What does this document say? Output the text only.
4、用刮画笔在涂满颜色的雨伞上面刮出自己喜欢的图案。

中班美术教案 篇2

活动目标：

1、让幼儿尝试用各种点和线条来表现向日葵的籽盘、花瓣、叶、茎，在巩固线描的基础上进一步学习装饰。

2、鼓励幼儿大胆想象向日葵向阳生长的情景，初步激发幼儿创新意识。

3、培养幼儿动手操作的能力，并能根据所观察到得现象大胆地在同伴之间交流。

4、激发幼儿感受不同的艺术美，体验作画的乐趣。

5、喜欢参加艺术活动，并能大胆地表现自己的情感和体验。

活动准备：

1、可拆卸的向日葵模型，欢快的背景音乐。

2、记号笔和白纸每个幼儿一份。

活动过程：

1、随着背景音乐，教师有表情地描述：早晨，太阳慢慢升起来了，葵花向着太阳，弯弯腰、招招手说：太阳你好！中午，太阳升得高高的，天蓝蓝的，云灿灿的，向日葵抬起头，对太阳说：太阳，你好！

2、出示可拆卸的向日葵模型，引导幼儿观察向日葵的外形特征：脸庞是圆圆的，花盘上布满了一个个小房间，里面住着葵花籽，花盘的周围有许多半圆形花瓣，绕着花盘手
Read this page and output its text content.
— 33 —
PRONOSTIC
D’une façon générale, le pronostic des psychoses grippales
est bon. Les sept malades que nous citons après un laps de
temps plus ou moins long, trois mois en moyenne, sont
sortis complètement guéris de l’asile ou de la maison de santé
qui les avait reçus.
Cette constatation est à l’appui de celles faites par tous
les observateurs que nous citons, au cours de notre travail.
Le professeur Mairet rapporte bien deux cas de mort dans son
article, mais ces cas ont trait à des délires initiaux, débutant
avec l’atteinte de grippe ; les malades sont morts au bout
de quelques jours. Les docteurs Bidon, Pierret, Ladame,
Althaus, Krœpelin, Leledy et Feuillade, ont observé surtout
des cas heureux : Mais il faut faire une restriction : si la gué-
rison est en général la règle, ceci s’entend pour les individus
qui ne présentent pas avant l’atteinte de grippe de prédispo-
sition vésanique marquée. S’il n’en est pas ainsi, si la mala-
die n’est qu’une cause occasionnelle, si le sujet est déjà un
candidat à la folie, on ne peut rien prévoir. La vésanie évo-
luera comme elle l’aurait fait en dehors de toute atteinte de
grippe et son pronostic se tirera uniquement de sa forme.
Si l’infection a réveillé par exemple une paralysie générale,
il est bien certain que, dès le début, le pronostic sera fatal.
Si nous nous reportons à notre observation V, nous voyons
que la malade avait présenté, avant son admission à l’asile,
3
* * *
■ **Written instruction**:
Which lines hold the word "nous"? Copy all of them.

■ **Worked answer**:
est bon. Les sept malades que nous citons après un laps de
les observateurs que nous citons, au cours de notre travail.
Si nous nous reportons à notre observation V, nous voyons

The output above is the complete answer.